Task requirements —
Tally the lines in the listing below that contain "unearned" and report the tally alone.

* START Entries *

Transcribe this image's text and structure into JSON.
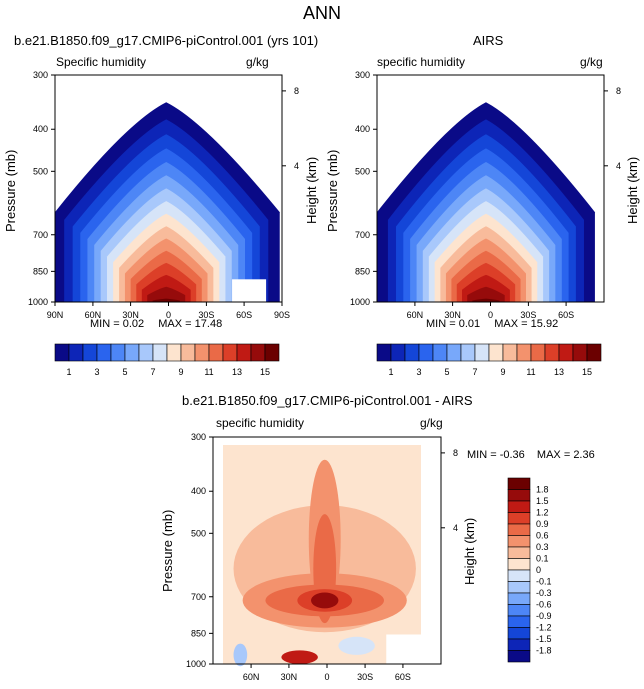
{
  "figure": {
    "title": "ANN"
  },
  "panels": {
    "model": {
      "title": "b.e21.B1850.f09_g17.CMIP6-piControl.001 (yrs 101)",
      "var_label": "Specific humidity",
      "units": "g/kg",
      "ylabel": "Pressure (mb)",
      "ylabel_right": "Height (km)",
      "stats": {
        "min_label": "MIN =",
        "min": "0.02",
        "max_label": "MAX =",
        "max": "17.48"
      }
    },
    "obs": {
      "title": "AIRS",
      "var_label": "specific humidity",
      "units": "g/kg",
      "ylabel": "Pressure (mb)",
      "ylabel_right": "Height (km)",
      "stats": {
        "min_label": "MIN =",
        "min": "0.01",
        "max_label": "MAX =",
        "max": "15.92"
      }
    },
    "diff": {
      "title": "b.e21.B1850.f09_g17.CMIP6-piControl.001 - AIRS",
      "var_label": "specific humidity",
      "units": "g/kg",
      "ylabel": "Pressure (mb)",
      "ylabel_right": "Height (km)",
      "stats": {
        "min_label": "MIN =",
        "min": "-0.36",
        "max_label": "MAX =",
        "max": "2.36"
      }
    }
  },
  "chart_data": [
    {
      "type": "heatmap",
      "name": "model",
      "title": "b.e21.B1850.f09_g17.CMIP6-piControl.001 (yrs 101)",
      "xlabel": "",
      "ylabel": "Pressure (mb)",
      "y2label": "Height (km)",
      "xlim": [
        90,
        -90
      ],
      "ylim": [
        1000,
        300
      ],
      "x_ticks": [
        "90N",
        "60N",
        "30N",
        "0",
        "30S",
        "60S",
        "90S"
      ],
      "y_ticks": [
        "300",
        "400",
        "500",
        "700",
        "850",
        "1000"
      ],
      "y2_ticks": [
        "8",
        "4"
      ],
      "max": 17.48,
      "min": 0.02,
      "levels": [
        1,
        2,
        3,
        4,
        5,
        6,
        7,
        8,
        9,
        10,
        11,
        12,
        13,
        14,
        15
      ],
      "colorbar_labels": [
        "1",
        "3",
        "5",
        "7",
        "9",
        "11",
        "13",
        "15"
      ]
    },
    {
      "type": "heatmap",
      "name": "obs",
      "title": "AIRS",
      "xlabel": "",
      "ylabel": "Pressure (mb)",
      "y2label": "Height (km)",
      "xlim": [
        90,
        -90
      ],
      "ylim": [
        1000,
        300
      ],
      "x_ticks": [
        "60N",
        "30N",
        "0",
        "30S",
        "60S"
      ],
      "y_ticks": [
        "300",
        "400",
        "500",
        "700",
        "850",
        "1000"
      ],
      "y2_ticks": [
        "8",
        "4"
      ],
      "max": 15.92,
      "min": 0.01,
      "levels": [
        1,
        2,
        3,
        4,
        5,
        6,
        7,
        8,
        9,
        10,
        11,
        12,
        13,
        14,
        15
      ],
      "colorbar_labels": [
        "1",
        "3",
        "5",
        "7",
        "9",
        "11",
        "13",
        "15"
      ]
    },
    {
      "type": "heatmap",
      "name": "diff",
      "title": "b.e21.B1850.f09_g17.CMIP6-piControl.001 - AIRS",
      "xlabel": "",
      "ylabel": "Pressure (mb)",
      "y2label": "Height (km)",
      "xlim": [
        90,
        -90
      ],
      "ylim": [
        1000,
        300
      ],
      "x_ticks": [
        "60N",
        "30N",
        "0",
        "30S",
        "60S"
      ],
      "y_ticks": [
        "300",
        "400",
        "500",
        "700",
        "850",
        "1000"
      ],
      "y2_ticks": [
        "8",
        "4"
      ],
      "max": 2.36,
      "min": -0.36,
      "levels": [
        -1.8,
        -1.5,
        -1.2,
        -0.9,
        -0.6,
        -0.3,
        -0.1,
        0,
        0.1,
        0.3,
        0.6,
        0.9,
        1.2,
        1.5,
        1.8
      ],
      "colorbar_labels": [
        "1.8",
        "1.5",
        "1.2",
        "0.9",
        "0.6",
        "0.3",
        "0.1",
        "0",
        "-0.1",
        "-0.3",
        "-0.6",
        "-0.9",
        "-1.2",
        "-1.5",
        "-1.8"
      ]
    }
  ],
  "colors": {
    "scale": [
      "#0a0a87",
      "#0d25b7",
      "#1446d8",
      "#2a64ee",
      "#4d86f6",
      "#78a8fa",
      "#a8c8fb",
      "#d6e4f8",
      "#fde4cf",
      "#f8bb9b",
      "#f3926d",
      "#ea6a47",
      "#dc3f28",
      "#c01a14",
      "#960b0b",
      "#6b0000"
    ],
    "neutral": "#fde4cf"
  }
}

* END Entries *
* START Entries *

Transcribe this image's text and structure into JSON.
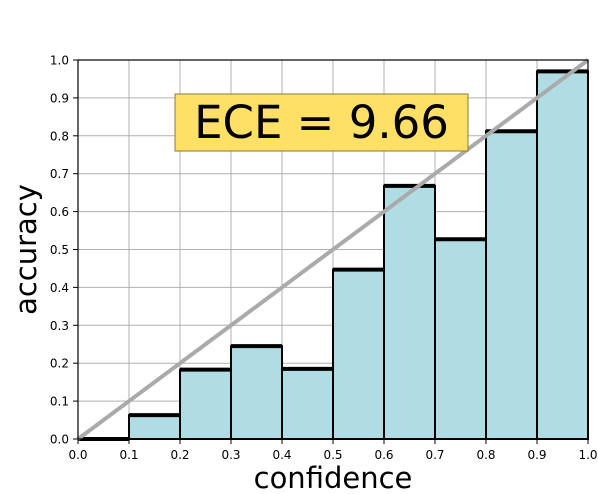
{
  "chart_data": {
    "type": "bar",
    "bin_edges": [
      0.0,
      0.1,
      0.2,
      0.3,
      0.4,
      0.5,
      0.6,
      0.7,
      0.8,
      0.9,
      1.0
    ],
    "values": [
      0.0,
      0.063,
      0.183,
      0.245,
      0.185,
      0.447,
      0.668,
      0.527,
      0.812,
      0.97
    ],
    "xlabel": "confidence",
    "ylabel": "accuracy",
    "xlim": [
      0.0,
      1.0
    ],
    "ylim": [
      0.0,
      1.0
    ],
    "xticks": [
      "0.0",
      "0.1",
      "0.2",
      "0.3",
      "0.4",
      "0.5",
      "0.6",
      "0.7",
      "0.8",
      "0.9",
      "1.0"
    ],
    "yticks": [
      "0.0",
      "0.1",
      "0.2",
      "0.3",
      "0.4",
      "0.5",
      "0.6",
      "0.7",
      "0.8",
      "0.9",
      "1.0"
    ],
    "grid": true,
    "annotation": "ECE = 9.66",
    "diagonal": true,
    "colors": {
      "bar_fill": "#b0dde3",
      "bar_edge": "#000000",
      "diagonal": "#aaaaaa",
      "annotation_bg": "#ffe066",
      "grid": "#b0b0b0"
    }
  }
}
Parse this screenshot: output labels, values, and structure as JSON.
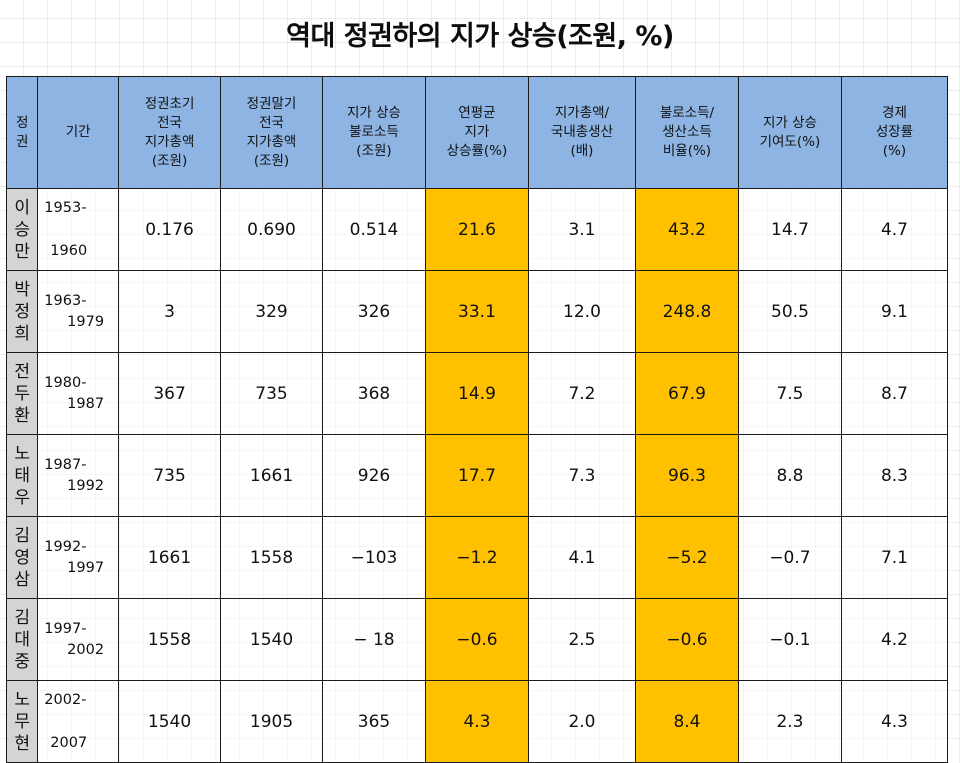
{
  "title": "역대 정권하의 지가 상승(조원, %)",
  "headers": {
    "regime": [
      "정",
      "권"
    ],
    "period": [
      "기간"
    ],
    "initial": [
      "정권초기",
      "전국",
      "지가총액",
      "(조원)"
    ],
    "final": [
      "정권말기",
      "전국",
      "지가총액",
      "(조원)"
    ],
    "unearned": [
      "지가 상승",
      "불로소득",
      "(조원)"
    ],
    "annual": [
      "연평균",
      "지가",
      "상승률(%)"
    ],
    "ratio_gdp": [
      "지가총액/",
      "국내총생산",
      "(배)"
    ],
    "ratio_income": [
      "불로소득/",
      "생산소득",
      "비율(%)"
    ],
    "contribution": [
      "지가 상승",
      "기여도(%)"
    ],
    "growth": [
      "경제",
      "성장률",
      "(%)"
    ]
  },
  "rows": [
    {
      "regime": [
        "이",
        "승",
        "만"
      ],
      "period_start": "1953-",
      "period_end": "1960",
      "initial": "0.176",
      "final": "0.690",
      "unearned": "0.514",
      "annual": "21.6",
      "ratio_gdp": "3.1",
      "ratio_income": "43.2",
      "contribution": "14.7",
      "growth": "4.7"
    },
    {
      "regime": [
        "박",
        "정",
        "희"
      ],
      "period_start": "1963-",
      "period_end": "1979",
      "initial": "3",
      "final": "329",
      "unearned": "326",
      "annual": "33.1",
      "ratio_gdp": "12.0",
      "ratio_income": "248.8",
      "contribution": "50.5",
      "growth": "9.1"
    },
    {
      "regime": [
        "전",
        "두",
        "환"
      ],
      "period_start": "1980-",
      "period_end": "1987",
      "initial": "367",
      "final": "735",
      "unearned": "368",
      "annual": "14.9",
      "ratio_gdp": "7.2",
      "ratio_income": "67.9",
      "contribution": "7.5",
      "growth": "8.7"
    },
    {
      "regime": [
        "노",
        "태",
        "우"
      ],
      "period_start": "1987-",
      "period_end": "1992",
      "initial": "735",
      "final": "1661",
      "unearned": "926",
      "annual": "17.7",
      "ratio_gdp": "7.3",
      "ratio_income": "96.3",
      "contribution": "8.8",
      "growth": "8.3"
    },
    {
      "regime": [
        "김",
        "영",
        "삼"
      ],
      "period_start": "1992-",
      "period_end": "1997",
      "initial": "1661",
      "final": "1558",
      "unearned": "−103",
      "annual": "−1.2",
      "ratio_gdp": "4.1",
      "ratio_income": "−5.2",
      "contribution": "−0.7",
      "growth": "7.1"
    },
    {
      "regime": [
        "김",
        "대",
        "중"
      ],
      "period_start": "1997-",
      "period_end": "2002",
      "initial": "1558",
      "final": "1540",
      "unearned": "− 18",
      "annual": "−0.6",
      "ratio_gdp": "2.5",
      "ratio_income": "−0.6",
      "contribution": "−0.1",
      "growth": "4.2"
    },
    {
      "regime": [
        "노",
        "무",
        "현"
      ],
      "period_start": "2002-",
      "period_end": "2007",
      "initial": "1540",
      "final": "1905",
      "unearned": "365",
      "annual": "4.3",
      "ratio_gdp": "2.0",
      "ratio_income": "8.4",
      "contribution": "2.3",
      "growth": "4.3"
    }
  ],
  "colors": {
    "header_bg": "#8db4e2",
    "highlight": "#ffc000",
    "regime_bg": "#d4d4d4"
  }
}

* END Entries *

Exercise answer —
8